◆ **PROVIDED DATA**
--- BEGIN ---

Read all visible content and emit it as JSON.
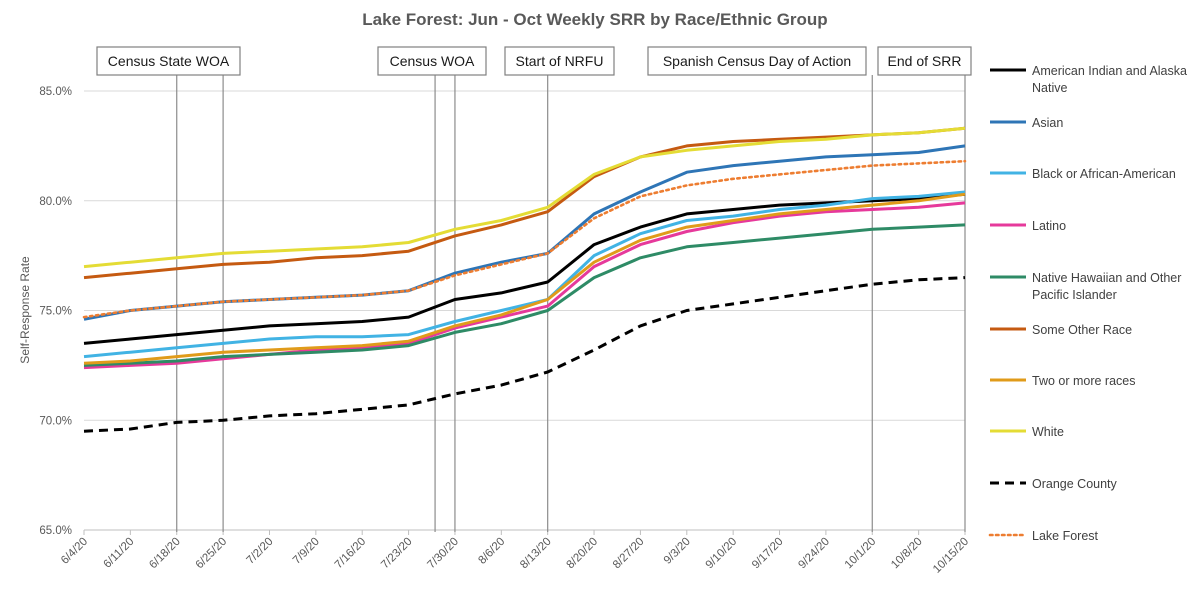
{
  "chart_data": {
    "type": "line",
    "title": "Lake Forest: Jun - Oct Weekly SRR by Race/Ethnic Group",
    "xlabel": "",
    "ylabel": "Self-Response Rate",
    "x_ticks": [
      "6/4/20",
      "6/11/20",
      "6/18/20",
      "6/25/20",
      "7/2/20",
      "7/9/20",
      "7/16/20",
      "7/23/20",
      "7/30/20",
      "8/6/20",
      "8/13/20",
      "8/20/20",
      "8/27/20",
      "9/3/20",
      "9/10/20",
      "9/17/20",
      "9/24/20",
      "10/1/20",
      "10/8/20",
      "10/15/20"
    ],
    "ylim": [
      65.0,
      85.0
    ],
    "y_ticks": [
      65.0,
      70.0,
      75.0,
      80.0,
      85.0
    ],
    "y_tick_labels": [
      "65.0%",
      "70.0%",
      "75.0%",
      "80.0%",
      "85.0%"
    ],
    "legend_position": "right",
    "annotations": [
      {
        "label": "Census State WOA",
        "lines_at": [
          "6/18/20",
          "6/25/20"
        ]
      },
      {
        "label": "Census WOA",
        "lines_at": [
          "7/27/20",
          "7/30/20"
        ]
      },
      {
        "label": "Start of NRFU",
        "lines_at": [
          "8/13/20"
        ]
      },
      {
        "label": "Spanish Census Day of Action",
        "lines_at": [
          "10/1/20"
        ]
      },
      {
        "label": "End of SRR",
        "lines_at": [
          "10/15/20"
        ]
      }
    ],
    "series": [
      {
        "name": "American Indian and Alaska Native",
        "color": "#000000",
        "style": "solid",
        "values": [
          73.5,
          73.7,
          73.9,
          74.1,
          74.3,
          74.4,
          74.5,
          74.7,
          75.5,
          75.8,
          76.3,
          78.0,
          78.8,
          79.4,
          79.6,
          79.8,
          79.9,
          80.0,
          80.1,
          80.3
        ]
      },
      {
        "name": "Asian",
        "color": "#2e75b6",
        "style": "solid",
        "values": [
          74.6,
          75.0,
          75.2,
          75.4,
          75.5,
          75.6,
          75.7,
          75.9,
          76.7,
          77.2,
          77.6,
          79.4,
          80.4,
          81.3,
          81.6,
          81.8,
          82.0,
          82.1,
          82.2,
          82.5
        ]
      },
      {
        "name": "Black or African-American",
        "color": "#41b3e4",
        "style": "solid",
        "values": [
          72.9,
          73.1,
          73.3,
          73.5,
          73.7,
          73.8,
          73.8,
          73.9,
          74.5,
          75.0,
          75.5,
          77.5,
          78.5,
          79.1,
          79.3,
          79.6,
          79.8,
          80.1,
          80.2,
          80.4
        ]
      },
      {
        "name": "Latino",
        "color": "#e6399b",
        "style": "solid",
        "values": [
          72.4,
          72.5,
          72.6,
          72.8,
          73.0,
          73.2,
          73.3,
          73.5,
          74.2,
          74.7,
          75.2,
          77.0,
          78.0,
          78.6,
          79.0,
          79.3,
          79.5,
          79.6,
          79.7,
          79.9
        ]
      },
      {
        "name": "Native Hawaiian and Other Pacific Islander",
        "color": "#2e8b66",
        "style": "solid",
        "values": [
          72.5,
          72.6,
          72.7,
          72.9,
          73.0,
          73.1,
          73.2,
          73.4,
          74.0,
          74.4,
          75.0,
          76.5,
          77.4,
          77.9,
          78.1,
          78.3,
          78.5,
          78.7,
          78.8,
          78.9
        ]
      },
      {
        "name": "Some Other Race",
        "color": "#c55a11",
        "style": "solid",
        "values": [
          76.5,
          76.7,
          76.9,
          77.1,
          77.2,
          77.4,
          77.5,
          77.7,
          78.4,
          78.9,
          79.5,
          81.1,
          82.0,
          82.5,
          82.7,
          82.8,
          82.9,
          83.0,
          83.1,
          83.3
        ]
      },
      {
        "name": "Two or more races",
        "color": "#e09b1a",
        "style": "solid",
        "values": [
          72.6,
          72.7,
          72.9,
          73.1,
          73.2,
          73.3,
          73.4,
          73.6,
          74.3,
          74.8,
          75.5,
          77.2,
          78.2,
          78.8,
          79.1,
          79.4,
          79.6,
          79.8,
          80.0,
          80.3
        ]
      },
      {
        "name": "White",
        "color": "#e4dc35",
        "style": "solid",
        "values": [
          77.0,
          77.2,
          77.4,
          77.6,
          77.7,
          77.8,
          77.9,
          78.1,
          78.7,
          79.1,
          79.7,
          81.2,
          82.0,
          82.3,
          82.5,
          82.7,
          82.8,
          83.0,
          83.1,
          83.3
        ]
      },
      {
        "name": "Orange County",
        "color": "#000000",
        "style": "dashed",
        "values": [
          69.5,
          69.6,
          69.9,
          70.0,
          70.2,
          70.3,
          70.5,
          70.7,
          71.2,
          71.6,
          72.2,
          73.2,
          74.3,
          75.0,
          75.3,
          75.6,
          75.9,
          76.2,
          76.4,
          76.5
        ]
      },
      {
        "name": "Lake Forest",
        "color": "#ed7d31",
        "style": "dotted",
        "values": [
          74.7,
          75.0,
          75.2,
          75.4,
          75.5,
          75.6,
          75.7,
          75.9,
          76.6,
          77.1,
          77.6,
          79.2,
          80.2,
          80.7,
          81.0,
          81.2,
          81.4,
          81.6,
          81.7,
          81.8
        ]
      }
    ]
  }
}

--- END ---

◆ **YOUR TASK**
Copy out every line where the word "color" occurs.

◆ **SOLUTION TO THIS TASK**
        "color": "#000000",
        "color": "#2e75b6",
        "color": "#41b3e4",
        "color": "#e6399b",
        "color": "#2e8b66",
        "color": "#c55a11",
        "color": "#e09b1a",
        "color": "#e4dc35",
        "color": "#000000",
        "color": "#ed7d31",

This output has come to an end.